(Beginning of Input)

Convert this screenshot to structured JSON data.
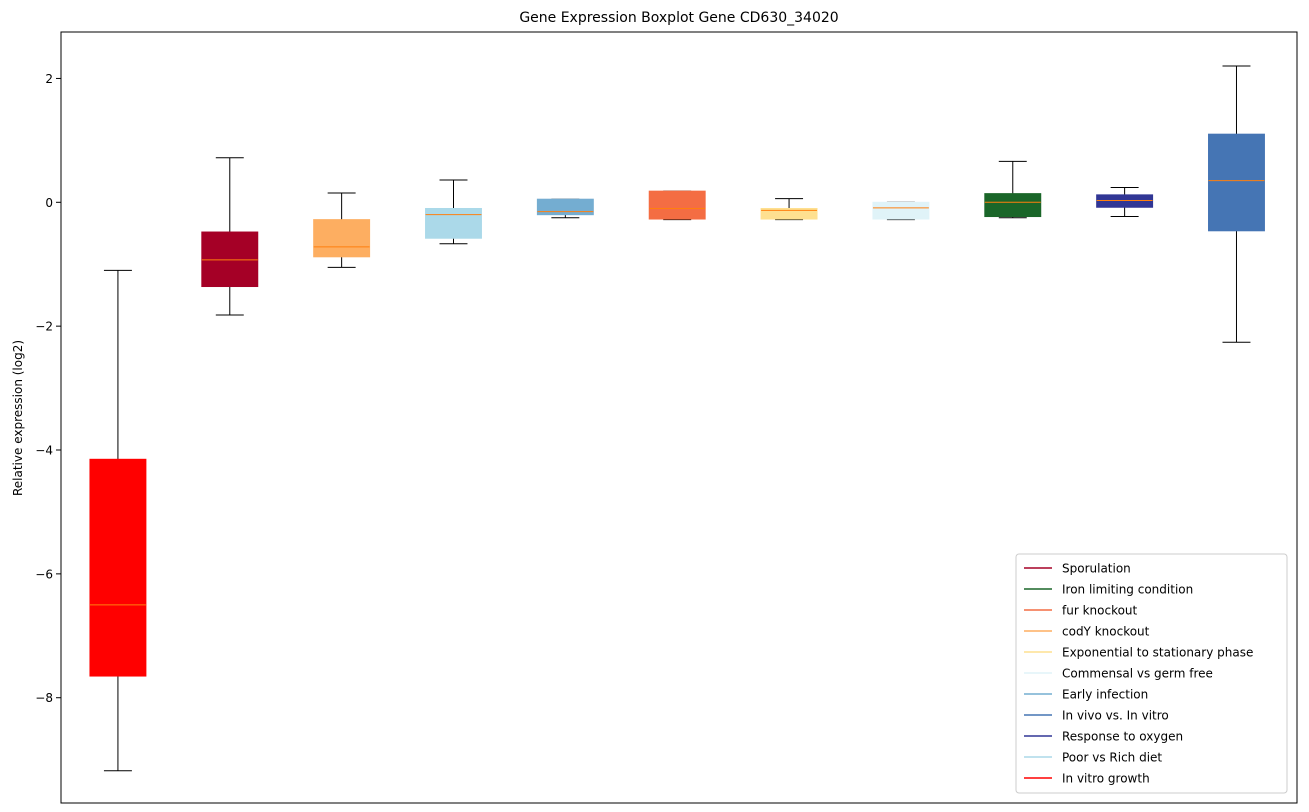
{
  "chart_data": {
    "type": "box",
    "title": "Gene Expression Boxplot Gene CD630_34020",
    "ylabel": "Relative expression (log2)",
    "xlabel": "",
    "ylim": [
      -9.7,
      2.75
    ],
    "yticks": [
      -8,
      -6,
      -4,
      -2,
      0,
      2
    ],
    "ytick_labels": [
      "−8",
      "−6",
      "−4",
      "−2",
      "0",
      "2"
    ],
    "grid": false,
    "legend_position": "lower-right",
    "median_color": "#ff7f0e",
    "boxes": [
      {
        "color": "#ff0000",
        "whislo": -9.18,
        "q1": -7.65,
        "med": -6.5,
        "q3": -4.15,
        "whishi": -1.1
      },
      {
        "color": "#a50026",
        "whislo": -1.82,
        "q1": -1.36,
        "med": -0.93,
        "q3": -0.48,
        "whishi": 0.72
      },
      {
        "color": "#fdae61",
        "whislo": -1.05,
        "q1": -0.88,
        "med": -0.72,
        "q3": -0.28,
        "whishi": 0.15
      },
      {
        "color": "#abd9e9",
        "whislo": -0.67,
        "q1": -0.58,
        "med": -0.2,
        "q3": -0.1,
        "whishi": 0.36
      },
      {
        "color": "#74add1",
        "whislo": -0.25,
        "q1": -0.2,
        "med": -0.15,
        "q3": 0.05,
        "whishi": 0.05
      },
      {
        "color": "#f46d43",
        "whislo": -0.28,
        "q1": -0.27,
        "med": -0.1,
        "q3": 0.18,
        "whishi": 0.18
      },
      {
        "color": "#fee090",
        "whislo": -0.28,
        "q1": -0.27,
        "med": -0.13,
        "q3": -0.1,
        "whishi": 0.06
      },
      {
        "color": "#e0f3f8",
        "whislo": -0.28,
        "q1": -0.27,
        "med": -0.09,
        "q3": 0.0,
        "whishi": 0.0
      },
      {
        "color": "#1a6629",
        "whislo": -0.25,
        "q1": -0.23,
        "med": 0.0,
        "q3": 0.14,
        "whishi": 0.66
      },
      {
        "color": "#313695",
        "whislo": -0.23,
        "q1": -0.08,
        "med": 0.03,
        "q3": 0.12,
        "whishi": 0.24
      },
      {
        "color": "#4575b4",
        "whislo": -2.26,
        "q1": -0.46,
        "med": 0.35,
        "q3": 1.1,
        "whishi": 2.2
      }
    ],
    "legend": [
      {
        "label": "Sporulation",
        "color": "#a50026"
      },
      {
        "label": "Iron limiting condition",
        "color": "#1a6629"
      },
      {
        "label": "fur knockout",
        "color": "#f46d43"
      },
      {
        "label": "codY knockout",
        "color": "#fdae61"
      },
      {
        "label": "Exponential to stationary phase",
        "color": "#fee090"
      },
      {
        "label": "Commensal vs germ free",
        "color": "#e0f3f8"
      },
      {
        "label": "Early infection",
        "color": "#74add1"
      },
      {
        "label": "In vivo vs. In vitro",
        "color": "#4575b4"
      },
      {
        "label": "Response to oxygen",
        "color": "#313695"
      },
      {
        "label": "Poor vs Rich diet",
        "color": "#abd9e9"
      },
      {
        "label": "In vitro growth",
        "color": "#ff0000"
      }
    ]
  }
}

(End of Input)
(Beginning of Input)

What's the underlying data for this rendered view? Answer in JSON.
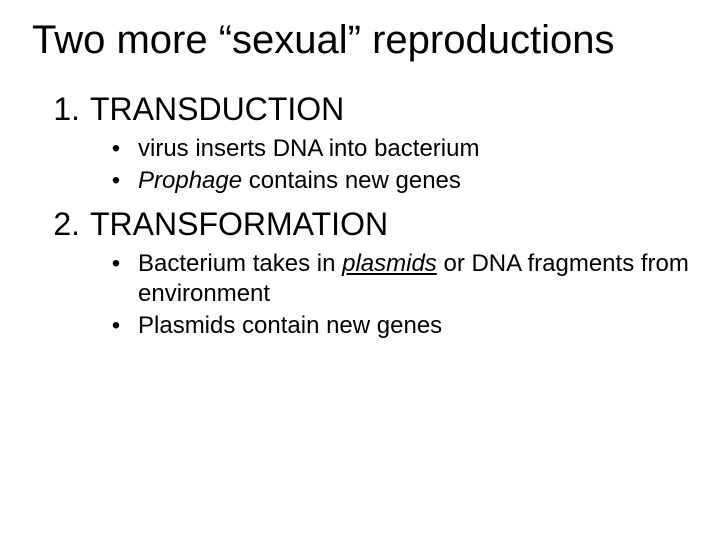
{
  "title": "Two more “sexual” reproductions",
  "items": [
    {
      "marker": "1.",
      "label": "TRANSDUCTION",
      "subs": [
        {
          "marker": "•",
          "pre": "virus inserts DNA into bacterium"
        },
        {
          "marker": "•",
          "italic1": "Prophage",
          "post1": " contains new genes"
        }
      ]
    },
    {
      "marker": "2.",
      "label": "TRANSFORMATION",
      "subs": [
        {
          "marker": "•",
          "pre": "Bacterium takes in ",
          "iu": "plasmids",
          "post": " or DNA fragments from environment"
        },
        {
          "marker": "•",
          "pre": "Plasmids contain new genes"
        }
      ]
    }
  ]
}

(End of Input)
(Beginning of Input)

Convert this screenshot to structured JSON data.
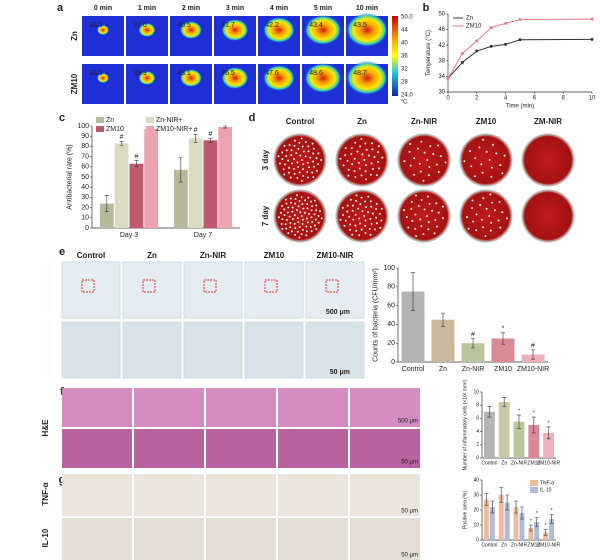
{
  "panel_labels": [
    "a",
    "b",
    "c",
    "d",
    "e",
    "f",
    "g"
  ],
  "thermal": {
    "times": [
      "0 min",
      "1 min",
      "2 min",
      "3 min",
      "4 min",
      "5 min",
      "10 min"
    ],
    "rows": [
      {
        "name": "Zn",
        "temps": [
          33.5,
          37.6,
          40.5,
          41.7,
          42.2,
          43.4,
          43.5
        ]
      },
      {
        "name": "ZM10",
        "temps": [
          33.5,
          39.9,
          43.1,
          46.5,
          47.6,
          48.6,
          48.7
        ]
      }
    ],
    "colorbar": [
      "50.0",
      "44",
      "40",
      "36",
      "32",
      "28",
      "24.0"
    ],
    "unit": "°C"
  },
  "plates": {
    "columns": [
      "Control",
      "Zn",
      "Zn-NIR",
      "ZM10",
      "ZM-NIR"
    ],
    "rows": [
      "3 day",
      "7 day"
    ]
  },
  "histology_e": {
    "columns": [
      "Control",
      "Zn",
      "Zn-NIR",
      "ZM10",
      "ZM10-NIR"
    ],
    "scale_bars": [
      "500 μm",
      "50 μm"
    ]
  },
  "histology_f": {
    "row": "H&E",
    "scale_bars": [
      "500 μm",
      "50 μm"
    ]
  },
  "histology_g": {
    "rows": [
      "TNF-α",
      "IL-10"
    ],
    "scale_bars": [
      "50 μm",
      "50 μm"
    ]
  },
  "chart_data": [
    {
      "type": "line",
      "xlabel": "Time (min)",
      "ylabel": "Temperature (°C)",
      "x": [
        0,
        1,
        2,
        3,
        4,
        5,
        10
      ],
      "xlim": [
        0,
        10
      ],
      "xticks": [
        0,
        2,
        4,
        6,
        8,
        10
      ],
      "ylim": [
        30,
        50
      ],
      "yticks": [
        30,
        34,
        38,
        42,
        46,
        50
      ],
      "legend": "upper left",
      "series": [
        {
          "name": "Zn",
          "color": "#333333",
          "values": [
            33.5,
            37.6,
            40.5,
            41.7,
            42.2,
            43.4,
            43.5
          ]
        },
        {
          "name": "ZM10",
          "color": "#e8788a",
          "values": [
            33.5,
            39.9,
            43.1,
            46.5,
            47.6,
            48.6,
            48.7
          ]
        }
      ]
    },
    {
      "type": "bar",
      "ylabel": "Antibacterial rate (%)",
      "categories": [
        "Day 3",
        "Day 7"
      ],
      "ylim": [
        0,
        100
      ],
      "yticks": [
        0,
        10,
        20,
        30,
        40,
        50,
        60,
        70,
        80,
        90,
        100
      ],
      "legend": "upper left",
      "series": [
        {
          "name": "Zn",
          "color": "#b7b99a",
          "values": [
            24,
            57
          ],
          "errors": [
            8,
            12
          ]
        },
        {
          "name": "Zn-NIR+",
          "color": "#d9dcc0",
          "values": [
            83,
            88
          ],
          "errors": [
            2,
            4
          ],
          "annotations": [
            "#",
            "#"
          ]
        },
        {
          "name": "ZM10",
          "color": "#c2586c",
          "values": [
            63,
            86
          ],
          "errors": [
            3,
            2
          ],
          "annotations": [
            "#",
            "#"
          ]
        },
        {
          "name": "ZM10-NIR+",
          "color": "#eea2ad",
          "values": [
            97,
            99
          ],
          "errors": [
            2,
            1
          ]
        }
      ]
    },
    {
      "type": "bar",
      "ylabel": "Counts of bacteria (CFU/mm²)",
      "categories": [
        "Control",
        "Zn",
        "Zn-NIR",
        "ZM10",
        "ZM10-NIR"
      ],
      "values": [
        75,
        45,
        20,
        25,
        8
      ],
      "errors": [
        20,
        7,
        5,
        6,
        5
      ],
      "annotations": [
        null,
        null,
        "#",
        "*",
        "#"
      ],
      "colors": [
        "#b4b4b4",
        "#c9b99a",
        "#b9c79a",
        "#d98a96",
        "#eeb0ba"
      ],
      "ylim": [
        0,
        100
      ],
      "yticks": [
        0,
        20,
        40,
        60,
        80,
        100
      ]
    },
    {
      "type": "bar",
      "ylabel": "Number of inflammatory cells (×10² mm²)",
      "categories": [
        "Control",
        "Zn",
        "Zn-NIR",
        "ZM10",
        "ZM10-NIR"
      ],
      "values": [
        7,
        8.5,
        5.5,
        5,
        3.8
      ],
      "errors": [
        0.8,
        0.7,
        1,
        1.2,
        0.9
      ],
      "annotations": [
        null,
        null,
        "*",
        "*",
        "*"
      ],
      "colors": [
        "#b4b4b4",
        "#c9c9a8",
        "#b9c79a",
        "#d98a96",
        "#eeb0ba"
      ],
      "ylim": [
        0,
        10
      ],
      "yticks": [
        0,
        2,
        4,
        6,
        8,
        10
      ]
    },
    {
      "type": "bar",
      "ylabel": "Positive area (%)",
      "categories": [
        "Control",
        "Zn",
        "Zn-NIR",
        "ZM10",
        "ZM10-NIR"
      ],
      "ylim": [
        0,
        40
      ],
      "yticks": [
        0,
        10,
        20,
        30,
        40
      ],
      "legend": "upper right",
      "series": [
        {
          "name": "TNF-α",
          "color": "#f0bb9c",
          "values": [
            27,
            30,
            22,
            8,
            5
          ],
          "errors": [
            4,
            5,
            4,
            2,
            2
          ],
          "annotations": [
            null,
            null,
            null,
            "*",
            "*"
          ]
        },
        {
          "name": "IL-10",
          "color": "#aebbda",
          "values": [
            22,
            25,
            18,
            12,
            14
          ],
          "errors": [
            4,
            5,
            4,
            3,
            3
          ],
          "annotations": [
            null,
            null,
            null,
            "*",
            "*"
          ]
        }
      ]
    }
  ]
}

(End of Input)

[Exercise instructions] Tell me how many lines in the data include "name", giving only the number.

[Exercise solution] 10